> **Short problem**
Return every record verbatim.

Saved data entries
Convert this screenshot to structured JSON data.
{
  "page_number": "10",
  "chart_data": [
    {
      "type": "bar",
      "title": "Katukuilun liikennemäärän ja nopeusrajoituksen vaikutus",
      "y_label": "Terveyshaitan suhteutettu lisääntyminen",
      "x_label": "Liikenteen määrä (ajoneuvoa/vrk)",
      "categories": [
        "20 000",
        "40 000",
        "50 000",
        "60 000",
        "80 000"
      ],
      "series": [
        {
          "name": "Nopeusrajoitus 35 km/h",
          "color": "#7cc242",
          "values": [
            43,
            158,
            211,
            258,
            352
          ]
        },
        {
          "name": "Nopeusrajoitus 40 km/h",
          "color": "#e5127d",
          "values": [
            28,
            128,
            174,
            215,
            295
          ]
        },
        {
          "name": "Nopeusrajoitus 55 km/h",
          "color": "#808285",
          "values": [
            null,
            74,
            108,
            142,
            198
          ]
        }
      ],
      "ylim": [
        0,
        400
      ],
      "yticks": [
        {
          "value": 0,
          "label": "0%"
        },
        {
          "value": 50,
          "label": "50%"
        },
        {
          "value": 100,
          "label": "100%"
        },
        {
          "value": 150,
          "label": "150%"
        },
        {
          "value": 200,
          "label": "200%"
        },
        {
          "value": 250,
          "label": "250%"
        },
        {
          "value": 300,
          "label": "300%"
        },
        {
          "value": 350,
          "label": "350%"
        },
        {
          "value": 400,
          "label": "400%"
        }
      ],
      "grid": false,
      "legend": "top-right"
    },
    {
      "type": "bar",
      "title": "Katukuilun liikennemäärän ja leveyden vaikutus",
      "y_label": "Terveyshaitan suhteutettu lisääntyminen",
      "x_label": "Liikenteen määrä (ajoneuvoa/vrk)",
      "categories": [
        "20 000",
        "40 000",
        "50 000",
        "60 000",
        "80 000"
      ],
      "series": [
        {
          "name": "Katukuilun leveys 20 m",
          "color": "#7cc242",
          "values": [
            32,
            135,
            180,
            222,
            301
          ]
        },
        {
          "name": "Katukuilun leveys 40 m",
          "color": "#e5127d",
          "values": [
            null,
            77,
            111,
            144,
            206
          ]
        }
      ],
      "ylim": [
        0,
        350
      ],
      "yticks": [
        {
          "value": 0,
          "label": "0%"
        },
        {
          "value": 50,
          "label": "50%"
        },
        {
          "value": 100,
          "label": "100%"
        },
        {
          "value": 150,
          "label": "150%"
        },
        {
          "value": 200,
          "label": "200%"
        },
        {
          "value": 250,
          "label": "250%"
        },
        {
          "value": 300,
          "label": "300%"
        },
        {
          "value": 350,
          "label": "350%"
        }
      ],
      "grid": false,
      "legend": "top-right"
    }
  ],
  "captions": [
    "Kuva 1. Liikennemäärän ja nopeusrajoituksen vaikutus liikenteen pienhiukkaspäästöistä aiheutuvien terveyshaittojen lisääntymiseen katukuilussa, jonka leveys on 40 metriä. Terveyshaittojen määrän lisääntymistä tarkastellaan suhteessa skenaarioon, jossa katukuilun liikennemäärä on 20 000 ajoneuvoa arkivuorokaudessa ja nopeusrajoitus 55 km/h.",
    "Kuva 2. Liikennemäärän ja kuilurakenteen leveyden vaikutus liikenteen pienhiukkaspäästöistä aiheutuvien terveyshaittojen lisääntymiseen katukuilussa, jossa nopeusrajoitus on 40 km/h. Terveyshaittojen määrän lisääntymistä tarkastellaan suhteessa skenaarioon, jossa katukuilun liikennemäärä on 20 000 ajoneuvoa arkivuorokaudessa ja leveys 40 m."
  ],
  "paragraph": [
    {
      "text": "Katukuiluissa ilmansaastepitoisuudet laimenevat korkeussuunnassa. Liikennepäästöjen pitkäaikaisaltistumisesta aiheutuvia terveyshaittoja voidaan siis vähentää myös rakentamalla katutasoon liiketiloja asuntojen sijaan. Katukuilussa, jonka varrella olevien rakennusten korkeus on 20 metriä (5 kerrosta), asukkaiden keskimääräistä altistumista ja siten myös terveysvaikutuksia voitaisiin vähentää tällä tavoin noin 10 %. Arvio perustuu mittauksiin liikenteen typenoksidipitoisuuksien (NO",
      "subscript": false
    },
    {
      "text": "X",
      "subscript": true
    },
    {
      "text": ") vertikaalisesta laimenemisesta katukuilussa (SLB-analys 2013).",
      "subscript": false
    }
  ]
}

> **Final answer**
Convert this screenshot to structured JSON data.
{
  "page_number": "10",
  "chart_data": [
    {
      "type": "bar",
      "title": "Katukuilun liikennemäärän ja nopeusrajoituksen vaikutus",
      "y_label": "Terveyshaitan suhteutettu lisääntyminen",
      "x_label": "Liikenteen määrä (ajoneuvoa/vrk)",
      "categories": [
        "20 000",
        "40 000",
        "50 000",
        "60 000",
        "80 000"
      ],
      "series": [
        {
          "name": "Nopeusrajoitus 35 km/h",
          "color": "#7cc242",
          "values": [
            43,
            158,
            211,
            258,
            352
          ]
        },
        {
          "name": "Nopeusrajoitus 40 km/h",
          "color": "#e5127d",
          "values": [
            28,
            128,
            174,
            215,
            295
          ]
        },
        {
          "name": "Nopeusrajoitus 55 km/h",
          "color": "#808285",
          "values": [
            null,
            74,
            108,
            142,
            198
          ]
        }
      ],
      "ylim": [
        0,
        400
      ],
      "yticks": [
        {
          "value": 0,
          "label": "0%"
        },
        {
          "value": 50,
          "label": "50%"
        },
        {
          "value": 100,
          "label": "100%"
        },
        {
          "value": 150,
          "label": "150%"
        },
        {
          "value": 200,
          "label": "200%"
        },
        {
          "value": 250,
          "label": "250%"
        },
        {
          "value": 300,
          "label": "300%"
        },
        {
          "value": 350,
          "label": "350%"
        },
        {
          "value": 400,
          "label": "400%"
        }
      ],
      "grid": false,
      "legend": "top-right"
    },
    {
      "type": "bar",
      "title": "Katukuilun liikennemäärän ja leveyden vaikutus",
      "y_label": "Terveyshaitan suhteutettu lisääntyminen",
      "x_label": "Liikenteen määrä (ajoneuvoa/vrk)",
      "categories": [
        "20 000",
        "40 000",
        "50 000",
        "60 000",
        "80 000"
      ],
      "series": [
        {
          "name": "Katukuilun leveys 20 m",
          "color": "#7cc242",
          "values": [
            32,
            135,
            180,
            222,
            301
          ]
        },
        {
          "name": "Katukuilun leveys 40 m",
          "color": "#e5127d",
          "values": [
            null,
            77,
            111,
            144,
            206
          ]
        }
      ],
      "ylim": [
        0,
        350
      ],
      "yticks": [
        {
          "value": 0,
          "label": "0%"
        },
        {
          "value": 50,
          "label": "50%"
        },
        {
          "value": 100,
          "label": "100%"
        },
        {
          "value": 150,
          "label": "150%"
        },
        {
          "value": 200,
          "label": "200%"
        },
        {
          "value": 250,
          "label": "250%"
        },
        {
          "value": 300,
          "label": "300%"
        },
        {
          "value": 350,
          "label": "350%"
        }
      ],
      "grid": false,
      "legend": "top-right"
    }
  ],
  "captions": [
    "Kuva 1. Liikennemäärän ja nopeusrajoituksen vaikutus liikenteen pienhiukkaspäästöistä aiheutuvien terveyshaittojen lisääntymiseen katukuilussa, jonka leveys on 40 metriä. Terveyshaittojen määrän lisääntymistä tarkastellaan suhteessa skenaarioon, jossa katukuilun liikennemäärä on 20 000 ajoneuvoa arkivuorokaudessa ja nopeusrajoitus 55 km/h.",
    "Kuva 2. Liikennemäärän ja kuilurakenteen leveyden vaikutus liikenteen pienhiukkaspäästöistä aiheutuvien terveyshaittojen lisääntymiseen katukuilussa, jossa nopeusrajoitus on 40 km/h. Terveyshaittojen määrän lisääntymistä tarkastellaan suhteessa skenaarioon, jossa katukuilun liikennemäärä on 20 000 ajoneuvoa arkivuorokaudessa ja leveys 40 m."
  ],
  "paragraph": [
    {
      "text": "Katukuiluissa ilmansaastepitoisuudet laimenevat korkeussuunnassa. Liikennepäästöjen pitkäaikaisaltistumisesta aiheutuvia terveyshaittoja voidaan siis vähentää myös rakentamalla katutasoon liiketiloja asuntojen sijaan. Katukuilussa, jonka varrella olevien rakennusten korkeus on 20 metriä (5 kerrosta), asukkaiden keskimääräistä altistumista ja siten myös terveysvaikutuksia voitaisiin vähentää tällä tavoin noin 10 %. Arvio perustuu mittauksiin liikenteen typenoksidipitoisuuksien (NO",
      "subscript": false
    },
    {
      "text": "X",
      "subscript": true
    },
    {
      "text": ") vertikaalisesta laimenemisesta katukuilussa (SLB-analys 2013).",
      "subscript": false
    }
  ]
}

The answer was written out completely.